# Task statement
Look through the listing below and give the number of lines that hold "Horsepower". Say nothing more.

# Task material
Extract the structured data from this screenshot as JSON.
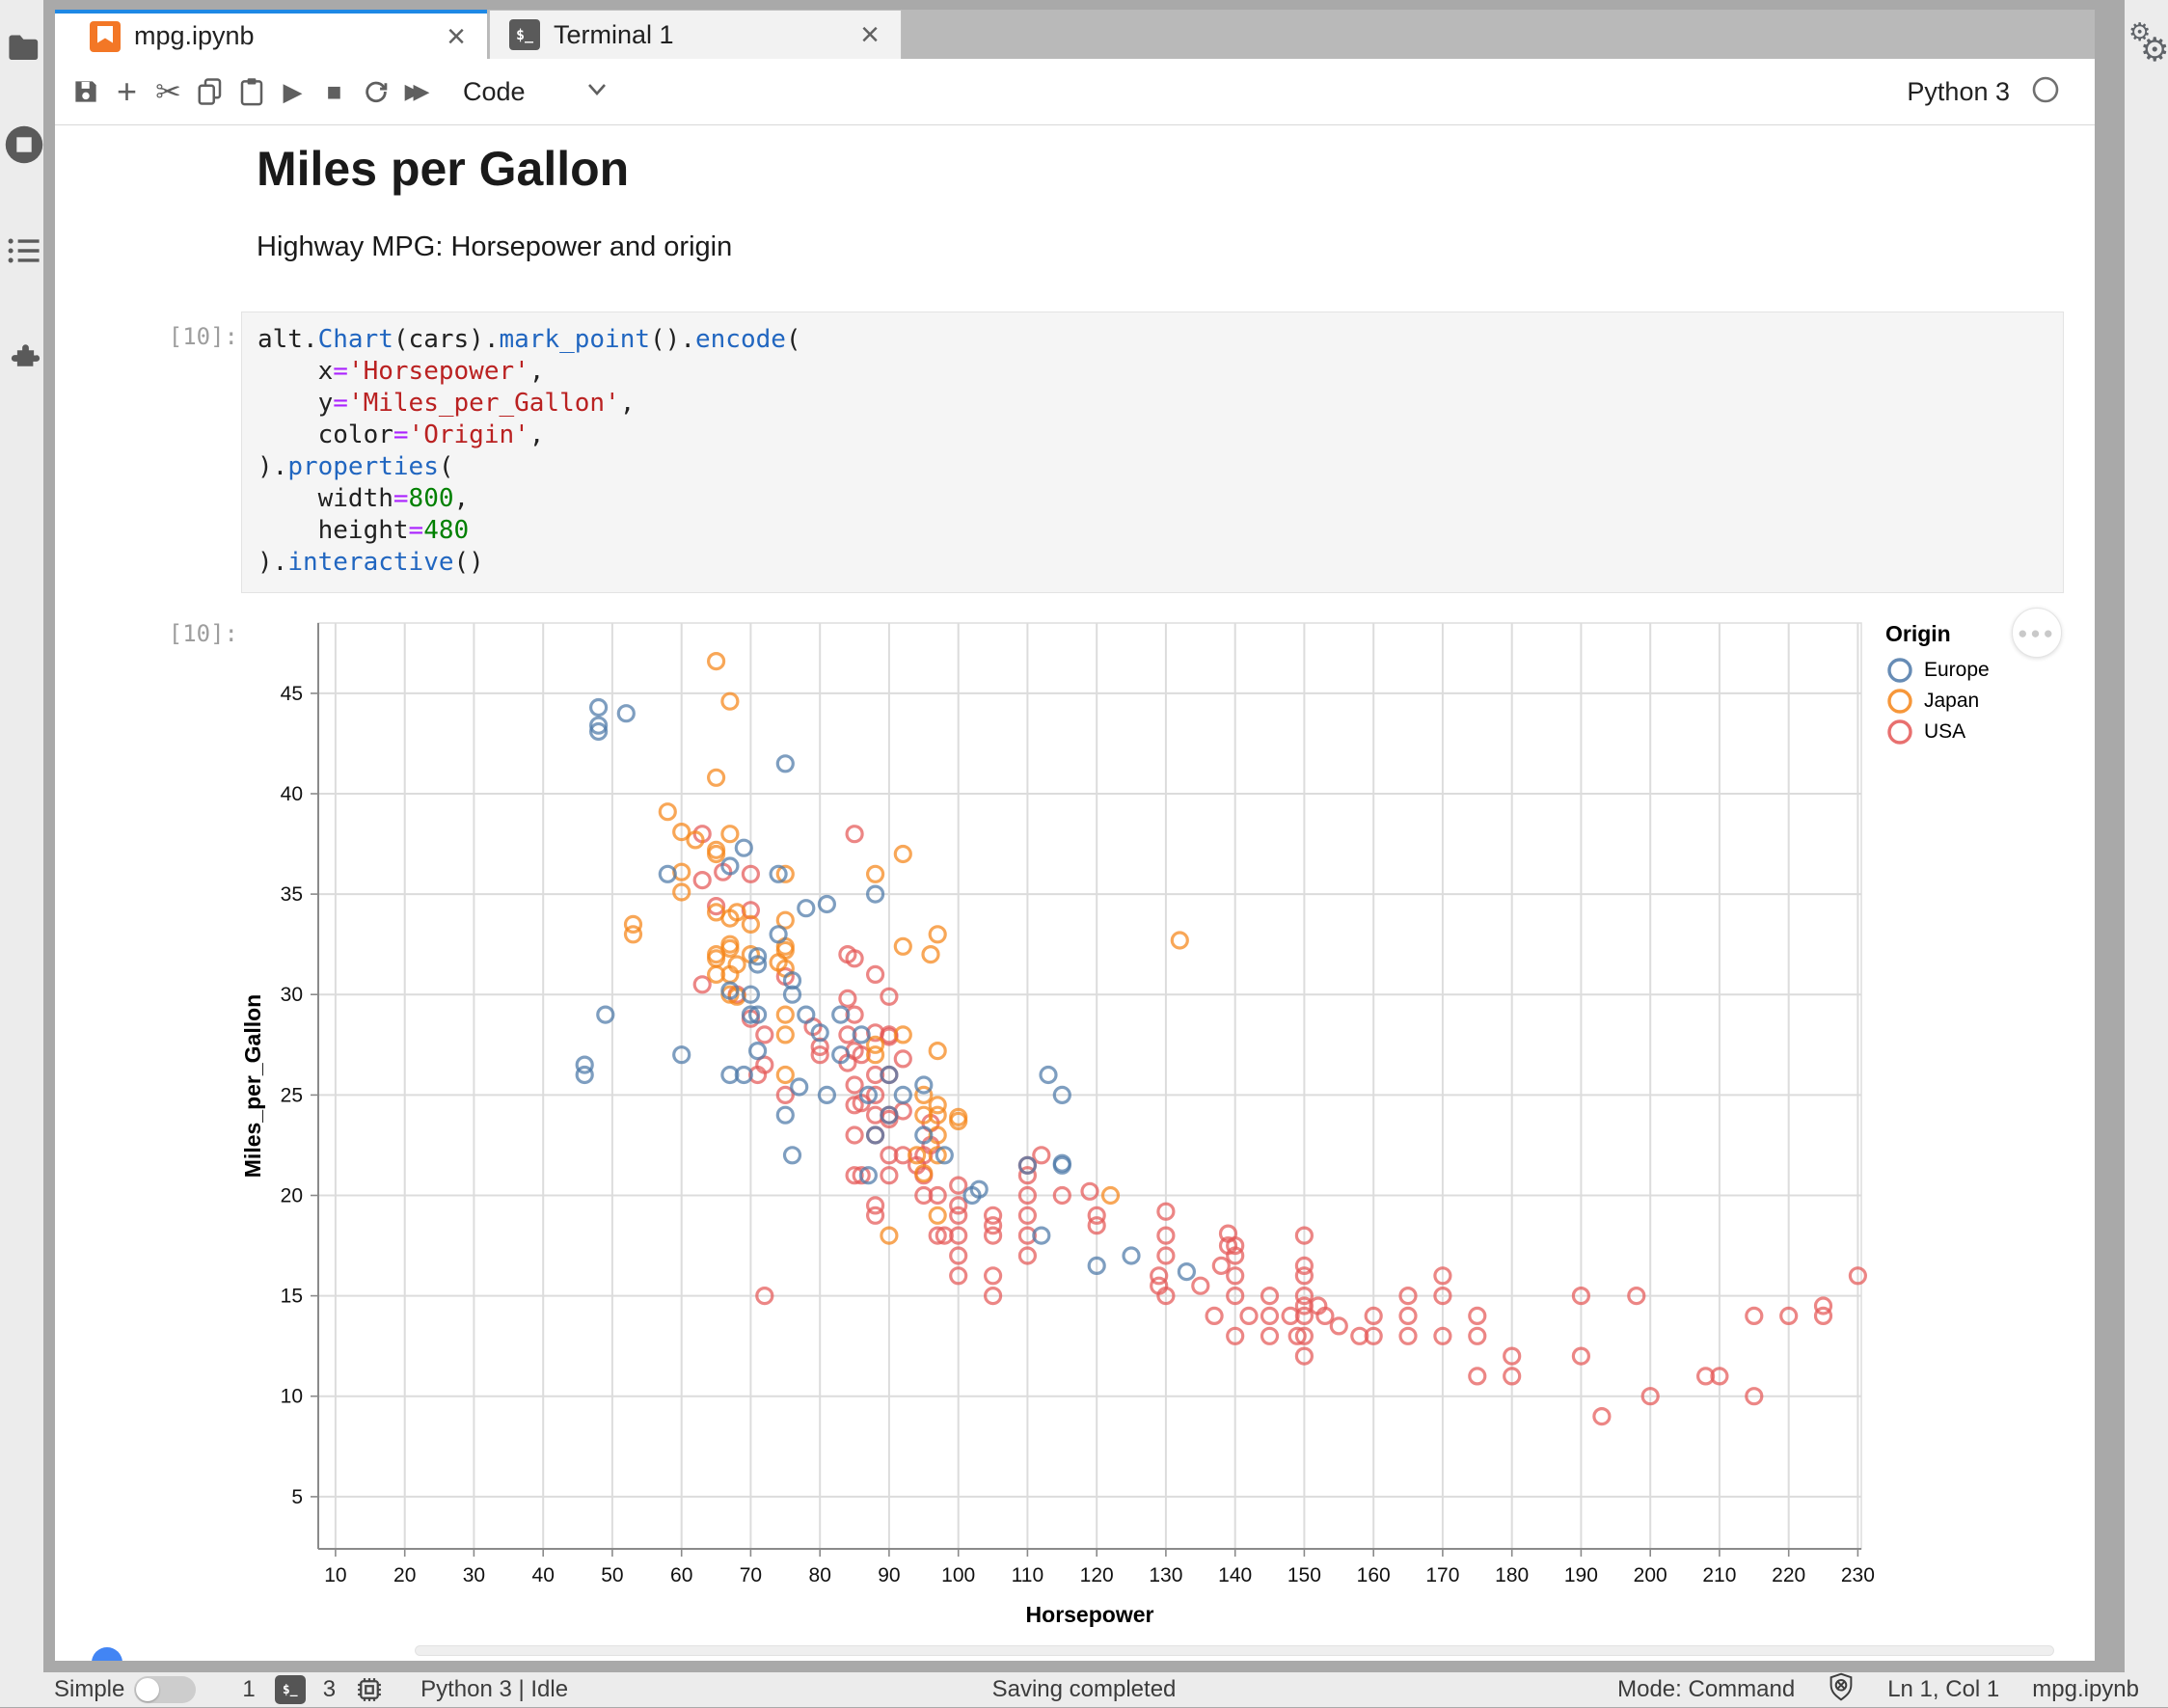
{
  "tabs": {
    "notebook": {
      "label": "mpg.ipynb",
      "close": "×"
    },
    "terminal": {
      "label": "Terminal 1",
      "close": "×",
      "icon_glyph": "$_"
    }
  },
  "toolbar": {
    "cell_type": "Code",
    "kernel_name": "Python 3",
    "icon_glyphs": {
      "cut": "✂",
      "run": "▶",
      "stop": "■",
      "fast_forward": "▶▶",
      "add": "+"
    }
  },
  "markdown": {
    "title": "Miles per Gallon",
    "subtitle": "Highway MPG: Horsepower and origin"
  },
  "code_cell": {
    "prompt": "[10]:",
    "lines": [
      [
        [
          "alt.",
          "p"
        ],
        [
          "Chart",
          "f"
        ],
        [
          "(cars).",
          "p"
        ],
        [
          "mark_point",
          "f"
        ],
        [
          "().",
          "p"
        ],
        [
          "encode",
          "f"
        ],
        [
          "(",
          "p"
        ]
      ],
      [
        [
          "    x",
          "p"
        ],
        [
          "=",
          "o"
        ],
        [
          "'Horsepower'",
          "s"
        ],
        [
          ",",
          "p"
        ]
      ],
      [
        [
          "    y",
          "p"
        ],
        [
          "=",
          "o"
        ],
        [
          "'Miles_per_Gallon'",
          "s"
        ],
        [
          ",",
          "p"
        ]
      ],
      [
        [
          "    color",
          "p"
        ],
        [
          "=",
          "o"
        ],
        [
          "'Origin'",
          "s"
        ],
        [
          ",",
          "p"
        ]
      ],
      [
        [
          ").",
          "p"
        ],
        [
          "properties",
          "f"
        ],
        [
          "(",
          "p"
        ]
      ],
      [
        [
          "    width",
          "p"
        ],
        [
          "=",
          "o"
        ],
        [
          "800",
          "n"
        ],
        [
          ",",
          "p"
        ]
      ],
      [
        [
          "    height",
          "p"
        ],
        [
          "=",
          "o"
        ],
        [
          "480",
          "n"
        ]
      ],
      [
        [
          ").",
          "p"
        ],
        [
          "interactive",
          "f"
        ],
        [
          "()",
          "p"
        ]
      ]
    ]
  },
  "output_cell": {
    "prompt": "[10]:"
  },
  "chart_data": {
    "type": "scatter",
    "xlabel": "Horsepower",
    "ylabel": "Miles_per_Gallon",
    "grid": true,
    "x_ticks": [
      10,
      20,
      30,
      40,
      50,
      60,
      70,
      80,
      90,
      100,
      110,
      120,
      130,
      140,
      150,
      160,
      170,
      180,
      190,
      200,
      210,
      220,
      230
    ],
    "y_ticks": [
      5,
      10,
      15,
      20,
      25,
      30,
      35,
      40,
      45
    ],
    "x_domain": [
      7.5,
      230.5
    ],
    "y_domain": [
      2.4,
      48.5
    ],
    "legend": {
      "title": "Origin",
      "entries": [
        {
          "label": "Europe",
          "color": "#4c78a8"
        },
        {
          "label": "Japan",
          "color": "#f58518"
        },
        {
          "label": "USA",
          "color": "#e45756"
        }
      ]
    },
    "origin_colors": {
      "E": "#4c78a8",
      "J": "#f58518",
      "U": "#e45756"
    },
    "points": [
      [
        130,
        18,
        "U"
      ],
      [
        165,
        15,
        "U"
      ],
      [
        150,
        18,
        "U"
      ],
      [
        150,
        16,
        "U"
      ],
      [
        140,
        17,
        "U"
      ],
      [
        198,
        15,
        "U"
      ],
      [
        220,
        14,
        "U"
      ],
      [
        215,
        14,
        "U"
      ],
      [
        225,
        14,
        "U"
      ],
      [
        190,
        15,
        "U"
      ],
      [
        170,
        15,
        "U"
      ],
      [
        160,
        14,
        "U"
      ],
      [
        150,
        15,
        "U"
      ],
      [
        225,
        14.5,
        "U"
      ],
      [
        95,
        22,
        "U"
      ],
      [
        97,
        18,
        "U"
      ],
      [
        85,
        21,
        "U"
      ],
      [
        90,
        21,
        "U"
      ],
      [
        215,
        10,
        "U"
      ],
      [
        200,
        10,
        "U"
      ],
      [
        210,
        11,
        "U"
      ],
      [
        193,
        9,
        "U"
      ],
      [
        100,
        19,
        "U"
      ],
      [
        105,
        16,
        "U"
      ],
      [
        100,
        17,
        "U"
      ],
      [
        88,
        19,
        "U"
      ],
      [
        100,
        18,
        "U"
      ],
      [
        165,
        14,
        "U"
      ],
      [
        175,
        14,
        "U"
      ],
      [
        153,
        14,
        "U"
      ],
      [
        150,
        14,
        "U"
      ],
      [
        180,
        12,
        "U"
      ],
      [
        170,
        13,
        "U"
      ],
      [
        175,
        13,
        "U"
      ],
      [
        110,
        18,
        "U"
      ],
      [
        90,
        28,
        "U"
      ],
      [
        75,
        25,
        "U"
      ],
      [
        100,
        19.5,
        "U"
      ],
      [
        88,
        19.5,
        "U"
      ],
      [
        86,
        21,
        "U"
      ],
      [
        90,
        22,
        "U"
      ],
      [
        175,
        11,
        "U"
      ],
      [
        150,
        13,
        "U"
      ],
      [
        145,
        13,
        "U"
      ],
      [
        137,
        14,
        "U"
      ],
      [
        150,
        12,
        "U"
      ],
      [
        158,
        13,
        "U"
      ],
      [
        145,
        14,
        "U"
      ],
      [
        230,
        16,
        "U"
      ],
      [
        180,
        11,
        "U"
      ],
      [
        208,
        11,
        "U"
      ],
      [
        155,
        13.5,
        "U"
      ],
      [
        160,
        13,
        "U"
      ],
      [
        190,
        12,
        "U"
      ],
      [
        97,
        20,
        "U"
      ],
      [
        95,
        21,
        "U"
      ],
      [
        105,
        15,
        "U"
      ],
      [
        100,
        16,
        "U"
      ],
      [
        98,
        18,
        "U"
      ],
      [
        110,
        17,
        "U"
      ],
      [
        105,
        18,
        "U"
      ],
      [
        110,
        19,
        "U"
      ],
      [
        120,
        19,
        "U"
      ],
      [
        110,
        20,
        "U"
      ],
      [
        115,
        20,
        "U"
      ],
      [
        110,
        21,
        "U"
      ],
      [
        105,
        18.5,
        "U"
      ],
      [
        100,
        20.5,
        "U"
      ],
      [
        95,
        20,
        "U"
      ],
      [
        105,
        19,
        "U"
      ],
      [
        130,
        17,
        "U"
      ],
      [
        130,
        15,
        "U"
      ],
      [
        140,
        16,
        "U"
      ],
      [
        140,
        15,
        "U"
      ],
      [
        129,
        16,
        "U"
      ],
      [
        138,
        16.5,
        "U"
      ],
      [
        135,
        15.5,
        "U"
      ],
      [
        142,
        14,
        "U"
      ],
      [
        150,
        14.5,
        "U"
      ],
      [
        152,
        14.5,
        "U"
      ],
      [
        170,
        16,
        "U"
      ],
      [
        165,
        13,
        "U"
      ],
      [
        149,
        13,
        "U"
      ],
      [
        148,
        14,
        "U"
      ],
      [
        140,
        13,
        "U"
      ],
      [
        139,
        17.5,
        "U"
      ],
      [
        129,
        15.5,
        "U"
      ],
      [
        139,
        18.1,
        "U"
      ],
      [
        140,
        17.5,
        "U"
      ],
      [
        145,
        15,
        "U"
      ],
      [
        150,
        16.5,
        "U"
      ],
      [
        130,
        19.2,
        "U"
      ],
      [
        120,
        18.5,
        "U"
      ],
      [
        119,
        20.2,
        "U"
      ],
      [
        110,
        21.5,
        "U"
      ],
      [
        90,
        24,
        "U"
      ],
      [
        88,
        24,
        "U"
      ],
      [
        85,
        24.5,
        "U"
      ],
      [
        88,
        25,
        "U"
      ],
      [
        90,
        26,
        "U"
      ],
      [
        84,
        26.6,
        "U"
      ],
      [
        88,
        26,
        "U"
      ],
      [
        80,
        27,
        "U"
      ],
      [
        88,
        23,
        "U"
      ],
      [
        85,
        23,
        "U"
      ],
      [
        92,
        22,
        "U"
      ],
      [
        94,
        21.5,
        "U"
      ],
      [
        96,
        22.5,
        "U"
      ],
      [
        90,
        23.8,
        "U"
      ],
      [
        85,
        25.5,
        "U"
      ],
      [
        72,
        26.5,
        "U"
      ],
      [
        72,
        28,
        "U"
      ],
      [
        68,
        30,
        "U"
      ],
      [
        63,
        30.5,
        "U"
      ],
      [
        70,
        28.8,
        "U"
      ],
      [
        75,
        30.9,
        "U"
      ],
      [
        70,
        34.2,
        "U"
      ],
      [
        63,
        38,
        "U"
      ],
      [
        65,
        34.4,
        "U"
      ],
      [
        70,
        36,
        "U"
      ],
      [
        66,
        36.1,
        "U"
      ],
      [
        80,
        27.4,
        "U"
      ],
      [
        85,
        29,
        "U"
      ],
      [
        88,
        28.1,
        "U"
      ],
      [
        85,
        27.2,
        "U"
      ],
      [
        90,
        29.9,
        "U"
      ],
      [
        88,
        31,
        "U"
      ],
      [
        85,
        31.8,
        "U"
      ],
      [
        92,
        26.8,
        "U"
      ],
      [
        84,
        29.8,
        "U"
      ],
      [
        63,
        35.7,
        "U"
      ],
      [
        86,
        24.6,
        "U"
      ],
      [
        86,
        27,
        "U"
      ],
      [
        79,
        28.4,
        "U"
      ],
      [
        71,
        26,
        "U"
      ],
      [
        84,
        32,
        "U"
      ],
      [
        84,
        28,
        "U"
      ],
      [
        92,
        24.2,
        "U"
      ],
      [
        112,
        22,
        "U"
      ],
      [
        96,
        23.6,
        "U"
      ],
      [
        90,
        27.9,
        "U"
      ],
      [
        85,
        38,
        "U"
      ],
      [
        72,
        15,
        "U"
      ],
      [
        95,
        24,
        "J"
      ],
      [
        88,
        27,
        "J"
      ],
      [
        88,
        27.5,
        "J"
      ],
      [
        95,
        25,
        "J"
      ],
      [
        97,
        24,
        "J"
      ],
      [
        97,
        19,
        "J"
      ],
      [
        92,
        28,
        "J"
      ],
      [
        94,
        22,
        "J"
      ],
      [
        90,
        18,
        "J"
      ],
      [
        65,
        31,
        "J"
      ],
      [
        67,
        31,
        "J"
      ],
      [
        65,
        32,
        "J"
      ],
      [
        97,
        23,
        "J"
      ],
      [
        122,
        20,
        "J"
      ],
      [
        67,
        32.5,
        "J"
      ],
      [
        75,
        29,
        "J"
      ],
      [
        53,
        33,
        "J"
      ],
      [
        75,
        28,
        "J"
      ],
      [
        97,
        24.5,
        "J"
      ],
      [
        70,
        32,
        "J"
      ],
      [
        53,
        33.5,
        "J"
      ],
      [
        68,
        31.5,
        "J"
      ],
      [
        75,
        26,
        "J"
      ],
      [
        70,
        33.5,
        "J"
      ],
      [
        97,
        22,
        "J"
      ],
      [
        95,
        21.1,
        "J"
      ],
      [
        97,
        27.2,
        "J"
      ],
      [
        65,
        31.8,
        "J"
      ],
      [
        60,
        38.1,
        "J"
      ],
      [
        65,
        37.2,
        "J"
      ],
      [
        75,
        32.2,
        "J"
      ],
      [
        60,
        36.1,
        "J"
      ],
      [
        68,
        29.9,
        "J"
      ],
      [
        65,
        34.1,
        "J"
      ],
      [
        65,
        46.6,
        "J"
      ],
      [
        132,
        32.7,
        "J"
      ],
      [
        100,
        23.7,
        "J"
      ],
      [
        60,
        35.1,
        "J"
      ],
      [
        67,
        33.8,
        "J"
      ],
      [
        67,
        32.3,
        "J"
      ],
      [
        67,
        30,
        "J"
      ],
      [
        92,
        37,
        "J"
      ],
      [
        75,
        32.4,
        "J"
      ],
      [
        75,
        31.3,
        "J"
      ],
      [
        74,
        31.6,
        "J"
      ],
      [
        65,
        37,
        "J"
      ],
      [
        58,
        39.1,
        "J"
      ],
      [
        67,
        44.6,
        "J"
      ],
      [
        65,
        40.8,
        "J"
      ],
      [
        62,
        37.7,
        "J"
      ],
      [
        68,
        34.1,
        "J"
      ],
      [
        75,
        33.7,
        "J"
      ],
      [
        100,
        23.9,
        "J"
      ],
      [
        88,
        36,
        "J"
      ],
      [
        75,
        36,
        "J"
      ],
      [
        92,
        32.4,
        "J"
      ],
      [
        67,
        38,
        "J"
      ],
      [
        96,
        32,
        "J"
      ],
      [
        97,
        33,
        "J"
      ],
      [
        46,
        26,
        "E"
      ],
      [
        87,
        25,
        "E"
      ],
      [
        90,
        24,
        "E"
      ],
      [
        95,
        25.5,
        "E"
      ],
      [
        113,
        26,
        "E"
      ],
      [
        60,
        27,
        "E"
      ],
      [
        70,
        30,
        "E"
      ],
      [
        76,
        30,
        "E"
      ],
      [
        46,
        26.5,
        "E"
      ],
      [
        90,
        26,
        "E"
      ],
      [
        49,
        29,
        "E"
      ],
      [
        69,
        26,
        "E"
      ],
      [
        87,
        21,
        "E"
      ],
      [
        112,
        18,
        "E"
      ],
      [
        76,
        22,
        "E"
      ],
      [
        83,
        29,
        "E"
      ],
      [
        67,
        26,
        "E"
      ],
      [
        75,
        24,
        "E"
      ],
      [
        70,
        29,
        "E"
      ],
      [
        95,
        23,
        "E"
      ],
      [
        88,
        23,
        "E"
      ],
      [
        98,
        22,
        "E"
      ],
      [
        115,
        25,
        "E"
      ],
      [
        86,
        28,
        "E"
      ],
      [
        81,
        25,
        "E"
      ],
      [
        92,
        25,
        "E"
      ],
      [
        83,
        27,
        "E"
      ],
      [
        71,
        29,
        "E"
      ],
      [
        120,
        16.5,
        "E"
      ],
      [
        133,
        16.2,
        "E"
      ],
      [
        125,
        17,
        "E"
      ],
      [
        115,
        21.5,
        "E"
      ],
      [
        110,
        21.5,
        "E"
      ],
      [
        78,
        29,
        "E"
      ],
      [
        58,
        36,
        "E"
      ],
      [
        48,
        43.1,
        "E"
      ],
      [
        103,
        20.3,
        "E"
      ],
      [
        115,
        21.6,
        "E"
      ],
      [
        71,
        27.2,
        "E"
      ],
      [
        71,
        31.9,
        "E"
      ],
      [
        48,
        43.4,
        "E"
      ],
      [
        48,
        44.3,
        "E"
      ],
      [
        78,
        34.3,
        "E"
      ],
      [
        69,
        37.3,
        "E"
      ],
      [
        80,
        28.1,
        "E"
      ],
      [
        76,
        30.7,
        "E"
      ],
      [
        67,
        30.2,
        "E"
      ],
      [
        77,
        25.4,
        "E"
      ],
      [
        67,
        36.4,
        "E"
      ],
      [
        74,
        36,
        "E"
      ],
      [
        74,
        33,
        "E"
      ],
      [
        71,
        31.5,
        "E"
      ],
      [
        52,
        44,
        "E"
      ],
      [
        102,
        20,
        "E"
      ],
      [
        81,
        34.5,
        "E"
      ],
      [
        88,
        35,
        "E"
      ],
      [
        75,
        41.5,
        "E"
      ]
    ]
  },
  "statusbar": {
    "simple_label": "Simple",
    "terminals_count": "1",
    "kernels_count": "3",
    "kernel_status": "Python 3 | Idle",
    "message": "Saving completed",
    "mode": "Mode: Command",
    "cursor_position": "Ln 1, Col 1",
    "filename": "mpg.ipynb"
  },
  "sidebar": {
    "items": [
      "file-browser",
      "running-sessions",
      "table-of-contents",
      "extensions"
    ]
  }
}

# Solution for this problem
3